**Textauszug**
********************
Fachliche Kritik am Werftenförderungsgesetz bleibt
Zur Entscheidung des Landesverfassungsgerichts in Greifswald über eine Beschwerde der Linksfraktion gegen das umstrittene Werftenförderungsgesetz erklärt der Vorsitzende der Linksfraktion, Helmut Holter:
Ich bedaure, dass das Gericht meiner Fraktion die Antragsbefugnis abgesprochen hat und damit unseren Argumenten nicht folgen konnte. Viele Sachverständige haben im Gesetzgebungsverfahren unsere Auffassung geteilt, dass das Werftenförderungsgesetz verfassungswidrig ist.
Trotz der Entscheidung des Landesverfassungsgerichts hat die Landesregierung keinen Grund zur Selbstzufriedenheit, denn die fachliche Kritik an dem Werftenförderungsgesetz bleibt. Das Gesetz ist zu bürokratisch und zu behäbig, es geht an den Bedürfnissen der maritimen Industrie schlicht vorbei.
********************
Daten zur Seitensegmentierung

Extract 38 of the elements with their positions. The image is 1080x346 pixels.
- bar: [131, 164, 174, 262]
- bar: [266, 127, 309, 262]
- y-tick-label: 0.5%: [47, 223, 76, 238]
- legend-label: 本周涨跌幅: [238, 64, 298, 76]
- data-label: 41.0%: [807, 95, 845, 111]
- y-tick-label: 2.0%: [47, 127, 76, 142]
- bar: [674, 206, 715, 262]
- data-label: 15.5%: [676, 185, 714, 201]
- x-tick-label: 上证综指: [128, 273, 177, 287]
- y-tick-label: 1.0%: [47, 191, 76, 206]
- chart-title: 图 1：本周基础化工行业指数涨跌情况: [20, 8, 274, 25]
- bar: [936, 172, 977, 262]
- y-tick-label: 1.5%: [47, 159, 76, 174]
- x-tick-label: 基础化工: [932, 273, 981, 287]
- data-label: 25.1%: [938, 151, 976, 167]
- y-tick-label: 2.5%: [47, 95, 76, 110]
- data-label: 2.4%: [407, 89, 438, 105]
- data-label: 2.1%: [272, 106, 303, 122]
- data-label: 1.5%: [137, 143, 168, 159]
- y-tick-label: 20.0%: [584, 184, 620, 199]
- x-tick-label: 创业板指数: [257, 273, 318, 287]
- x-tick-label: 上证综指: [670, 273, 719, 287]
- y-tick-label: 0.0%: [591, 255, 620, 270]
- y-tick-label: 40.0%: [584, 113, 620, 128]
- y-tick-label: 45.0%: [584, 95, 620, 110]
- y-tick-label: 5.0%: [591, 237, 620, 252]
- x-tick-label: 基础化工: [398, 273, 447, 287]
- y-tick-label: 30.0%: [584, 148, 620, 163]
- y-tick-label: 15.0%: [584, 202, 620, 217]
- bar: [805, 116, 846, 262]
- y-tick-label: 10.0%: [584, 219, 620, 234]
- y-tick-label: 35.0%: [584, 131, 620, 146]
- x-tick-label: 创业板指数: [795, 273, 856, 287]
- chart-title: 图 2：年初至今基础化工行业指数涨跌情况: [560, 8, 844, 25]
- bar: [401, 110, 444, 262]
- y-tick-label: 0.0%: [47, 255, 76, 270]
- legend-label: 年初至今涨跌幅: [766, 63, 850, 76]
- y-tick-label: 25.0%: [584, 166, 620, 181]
********************
**Anweisungen**
1. Was hat das Landesverfassungsgericht der Linksfraktion laut der Erklärung abgesprochen?
2. Gib aus der Erklärung den Abschnitt wieder, der bei den Worten "Fachliche Kritik am" beginnt und nach den Worten "Industrie schlicht vorbei." aufhört.
Beantworte die Aufgaben ausschließlich anhand der Erklärung.

**Lösungen**
1. Die Antragsbefugnis.

2.
Fachliche Kritik am Werftenförderungsgesetz bleibt
Zur Entscheidung des Landesverfassungsgerichts in Greifswald über eine Beschwerde der Linksfraktion gegen das umstrittene Werftenförderungsgesetz erklärt der Vorsitzende der Linksfraktion, Helmut Holter:
Ich bedaure, dass das Gericht meiner Fraktion die Antragsbefugnis abgesprochen hat und damit unseren Argumenten nicht folgen konnte. Viele Sachverständige haben im Gesetzgebungsverfahren unsere Auffassung geteilt, dass das Werftenförderungsgesetz verfassungswidrig ist.
Trotz der Entscheidung des Landesverfassungsgerichts hat die Landesregierung keinen Grund zur Selbstzufriedenheit, denn die fachliche Kritik an dem Werftenförderungsgesetz bleibt. Das Gesetz ist zu bürokratisch und zu behäbig, es geht an den Bedürfnissen der maritimen Industrie schlicht vorbei.